> Task to complete
Find all the lines with "recipients" and gather them.

> Data supplied
==============================

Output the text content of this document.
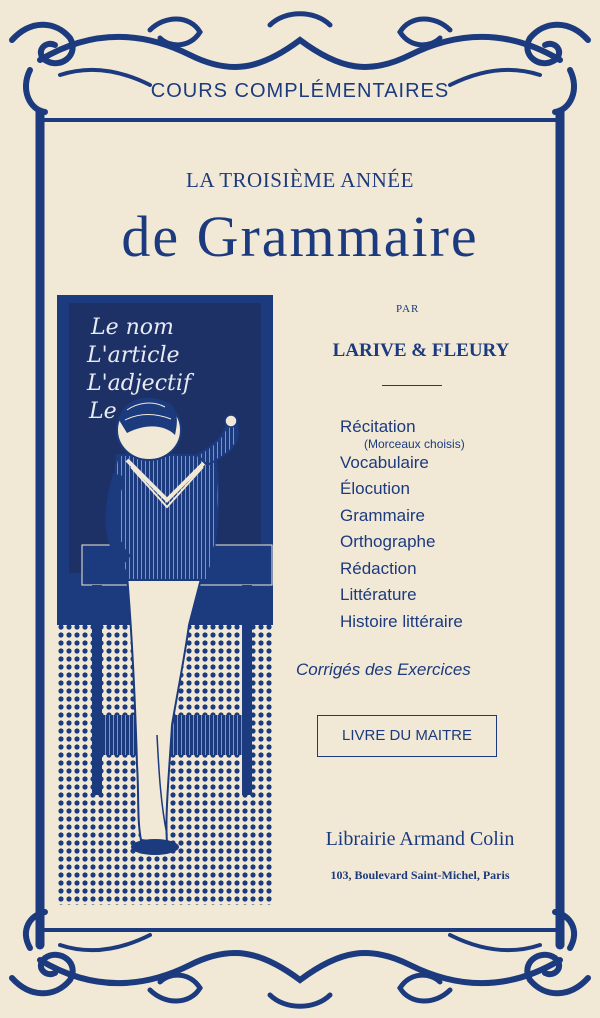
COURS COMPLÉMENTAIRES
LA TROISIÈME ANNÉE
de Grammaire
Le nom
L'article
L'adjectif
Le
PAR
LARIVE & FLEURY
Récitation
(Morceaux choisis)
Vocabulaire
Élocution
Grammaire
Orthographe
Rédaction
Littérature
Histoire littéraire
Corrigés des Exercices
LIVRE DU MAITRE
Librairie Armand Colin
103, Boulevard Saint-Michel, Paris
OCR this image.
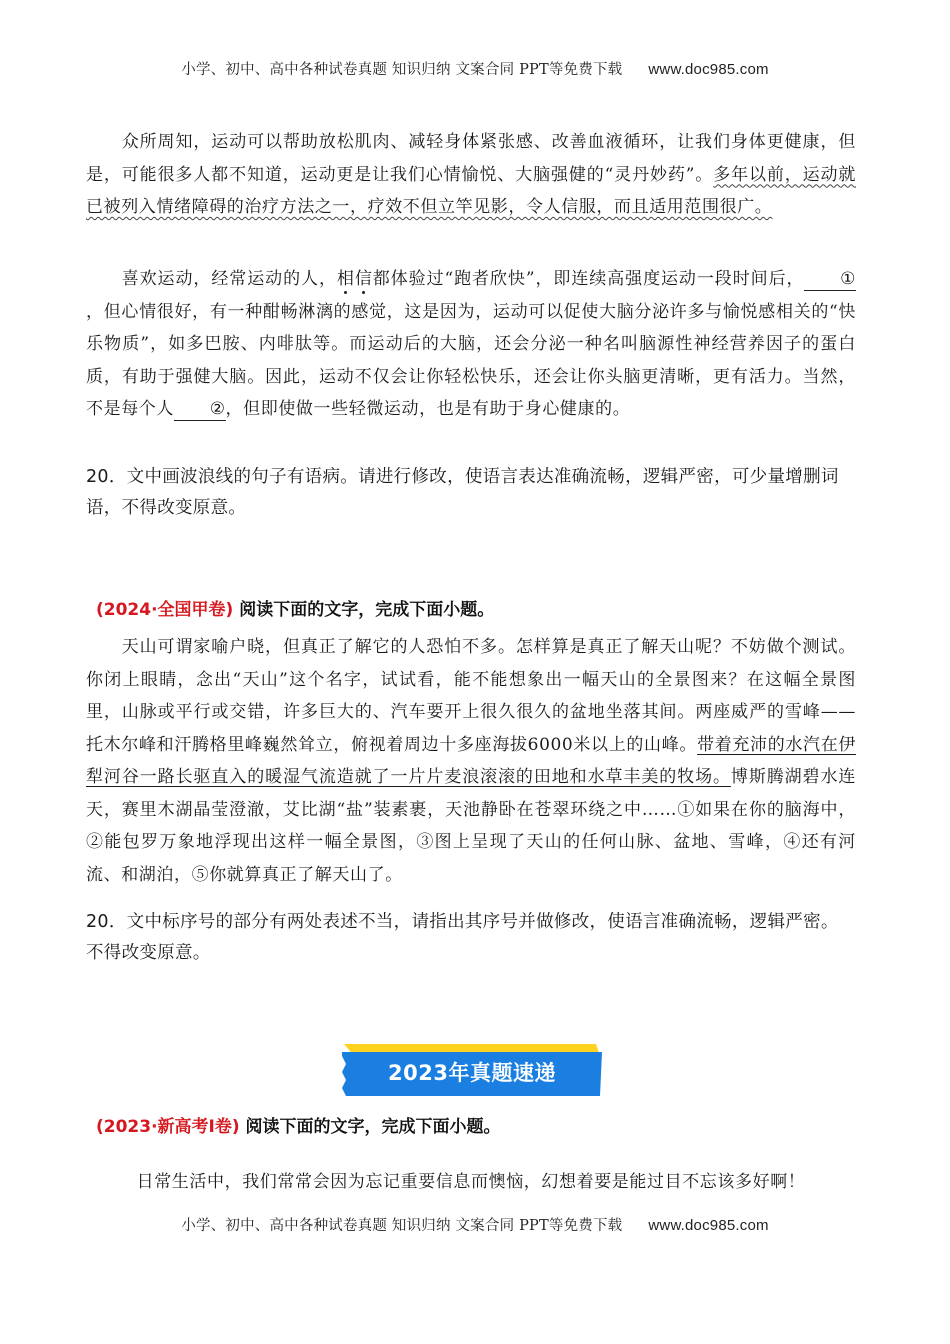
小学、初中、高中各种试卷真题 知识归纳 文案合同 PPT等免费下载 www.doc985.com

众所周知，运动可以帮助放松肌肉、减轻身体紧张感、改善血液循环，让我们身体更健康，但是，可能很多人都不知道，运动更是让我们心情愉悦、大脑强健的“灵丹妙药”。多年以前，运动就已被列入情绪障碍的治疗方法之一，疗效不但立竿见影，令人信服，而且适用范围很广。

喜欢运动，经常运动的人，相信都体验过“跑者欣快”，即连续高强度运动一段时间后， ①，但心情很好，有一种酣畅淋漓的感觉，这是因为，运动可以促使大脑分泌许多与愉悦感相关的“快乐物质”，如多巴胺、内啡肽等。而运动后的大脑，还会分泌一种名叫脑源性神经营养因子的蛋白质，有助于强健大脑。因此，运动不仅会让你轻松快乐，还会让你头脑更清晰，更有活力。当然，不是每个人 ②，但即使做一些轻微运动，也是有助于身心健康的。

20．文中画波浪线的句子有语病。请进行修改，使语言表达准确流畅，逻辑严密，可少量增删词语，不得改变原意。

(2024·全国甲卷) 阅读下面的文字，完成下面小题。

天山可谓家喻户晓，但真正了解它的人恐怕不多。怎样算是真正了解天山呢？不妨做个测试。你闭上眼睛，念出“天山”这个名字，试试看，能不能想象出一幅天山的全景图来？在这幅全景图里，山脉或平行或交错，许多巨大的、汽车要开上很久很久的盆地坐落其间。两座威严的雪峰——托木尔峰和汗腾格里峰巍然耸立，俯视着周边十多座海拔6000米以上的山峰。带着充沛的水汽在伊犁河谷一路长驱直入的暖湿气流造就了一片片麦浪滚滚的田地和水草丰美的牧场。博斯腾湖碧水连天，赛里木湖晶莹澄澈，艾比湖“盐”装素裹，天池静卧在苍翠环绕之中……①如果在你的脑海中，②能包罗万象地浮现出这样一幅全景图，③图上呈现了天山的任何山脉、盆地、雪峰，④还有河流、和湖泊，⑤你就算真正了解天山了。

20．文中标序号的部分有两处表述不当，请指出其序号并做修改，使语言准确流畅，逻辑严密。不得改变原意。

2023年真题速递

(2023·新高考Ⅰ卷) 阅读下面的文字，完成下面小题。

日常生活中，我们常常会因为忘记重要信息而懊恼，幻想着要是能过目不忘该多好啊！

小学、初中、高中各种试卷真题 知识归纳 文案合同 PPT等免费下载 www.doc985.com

==============================

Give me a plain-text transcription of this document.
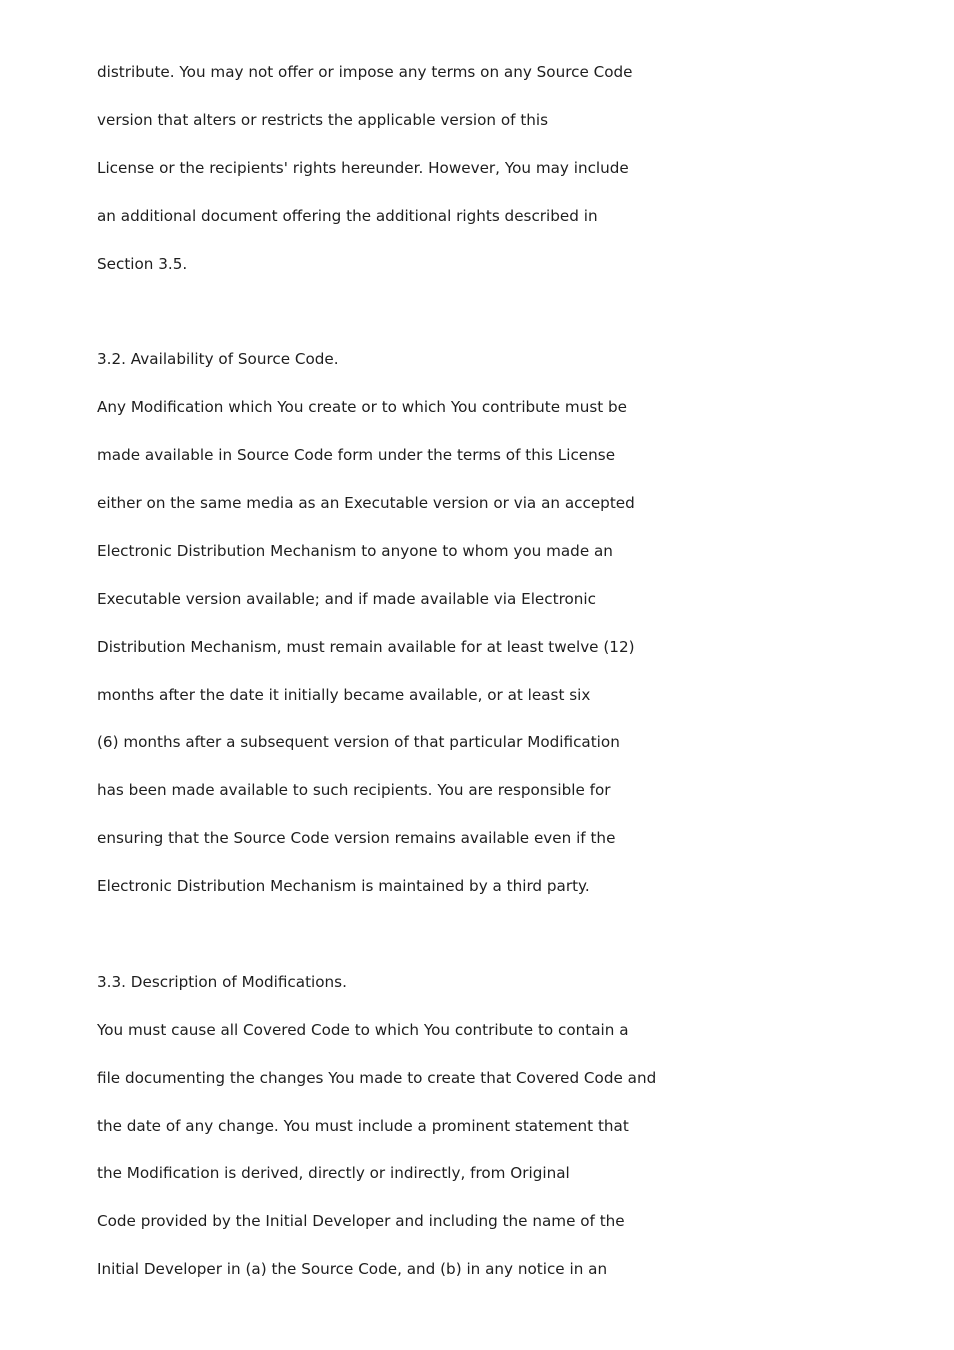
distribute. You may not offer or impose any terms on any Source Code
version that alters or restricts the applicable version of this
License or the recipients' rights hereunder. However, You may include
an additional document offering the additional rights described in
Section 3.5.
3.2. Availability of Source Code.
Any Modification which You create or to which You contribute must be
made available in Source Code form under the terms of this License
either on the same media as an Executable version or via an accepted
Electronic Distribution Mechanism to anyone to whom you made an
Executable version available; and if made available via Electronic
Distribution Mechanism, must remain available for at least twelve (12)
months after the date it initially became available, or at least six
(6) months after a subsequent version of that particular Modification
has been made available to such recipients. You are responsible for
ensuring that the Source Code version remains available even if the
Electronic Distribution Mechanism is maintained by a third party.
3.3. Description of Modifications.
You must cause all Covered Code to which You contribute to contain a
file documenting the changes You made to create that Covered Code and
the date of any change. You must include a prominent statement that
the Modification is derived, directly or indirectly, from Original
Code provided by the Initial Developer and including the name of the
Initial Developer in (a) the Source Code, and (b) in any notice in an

==============================

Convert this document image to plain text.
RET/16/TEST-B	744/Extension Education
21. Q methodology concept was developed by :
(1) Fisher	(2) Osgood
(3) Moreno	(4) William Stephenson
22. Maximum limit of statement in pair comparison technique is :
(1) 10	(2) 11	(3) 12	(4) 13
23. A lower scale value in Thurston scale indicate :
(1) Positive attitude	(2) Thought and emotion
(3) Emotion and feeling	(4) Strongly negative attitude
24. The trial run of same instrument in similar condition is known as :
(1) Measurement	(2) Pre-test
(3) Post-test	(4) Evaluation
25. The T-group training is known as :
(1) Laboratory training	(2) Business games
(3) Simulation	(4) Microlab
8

==============================

> Answer below
License or the recipients' rights hereunder. However, You may include
has been made available to such recipients. You are responsible for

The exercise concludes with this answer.